Task instructions: Take every line that has the string "Rate" and copy it out.

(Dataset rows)
****************
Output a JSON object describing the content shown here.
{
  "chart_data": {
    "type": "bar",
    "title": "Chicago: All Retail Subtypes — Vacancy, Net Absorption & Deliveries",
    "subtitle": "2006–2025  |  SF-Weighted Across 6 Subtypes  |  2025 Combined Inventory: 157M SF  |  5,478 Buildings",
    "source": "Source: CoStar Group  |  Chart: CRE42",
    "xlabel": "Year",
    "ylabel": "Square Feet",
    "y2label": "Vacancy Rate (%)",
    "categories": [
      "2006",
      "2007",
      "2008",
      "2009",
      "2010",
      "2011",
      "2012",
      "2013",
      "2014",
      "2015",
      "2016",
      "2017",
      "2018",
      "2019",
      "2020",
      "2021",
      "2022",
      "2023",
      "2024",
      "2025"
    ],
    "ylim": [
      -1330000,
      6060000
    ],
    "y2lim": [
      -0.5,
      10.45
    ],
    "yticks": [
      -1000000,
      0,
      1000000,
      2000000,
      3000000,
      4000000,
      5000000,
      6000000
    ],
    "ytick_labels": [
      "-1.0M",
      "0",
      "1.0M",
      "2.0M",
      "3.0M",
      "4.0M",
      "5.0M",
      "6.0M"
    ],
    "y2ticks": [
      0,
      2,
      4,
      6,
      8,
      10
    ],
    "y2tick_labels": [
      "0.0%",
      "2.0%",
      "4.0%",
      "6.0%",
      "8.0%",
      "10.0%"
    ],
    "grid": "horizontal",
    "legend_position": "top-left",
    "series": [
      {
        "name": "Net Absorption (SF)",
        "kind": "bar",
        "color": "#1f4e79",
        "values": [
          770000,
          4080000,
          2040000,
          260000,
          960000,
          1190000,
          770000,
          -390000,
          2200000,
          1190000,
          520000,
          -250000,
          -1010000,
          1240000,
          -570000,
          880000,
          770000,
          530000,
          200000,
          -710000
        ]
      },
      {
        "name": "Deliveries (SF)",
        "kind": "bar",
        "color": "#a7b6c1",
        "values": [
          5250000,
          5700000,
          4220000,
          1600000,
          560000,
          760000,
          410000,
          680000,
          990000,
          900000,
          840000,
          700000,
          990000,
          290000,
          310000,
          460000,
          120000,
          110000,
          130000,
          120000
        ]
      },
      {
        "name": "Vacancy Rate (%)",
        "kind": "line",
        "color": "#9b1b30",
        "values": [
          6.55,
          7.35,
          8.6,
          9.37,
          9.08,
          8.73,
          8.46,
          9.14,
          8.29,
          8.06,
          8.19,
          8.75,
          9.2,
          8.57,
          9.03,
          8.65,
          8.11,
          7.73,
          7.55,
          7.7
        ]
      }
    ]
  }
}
****************
Right answer:
    "y2label": "Vacancy Rate (%)",
        "name": "Vacancy Rate (%)",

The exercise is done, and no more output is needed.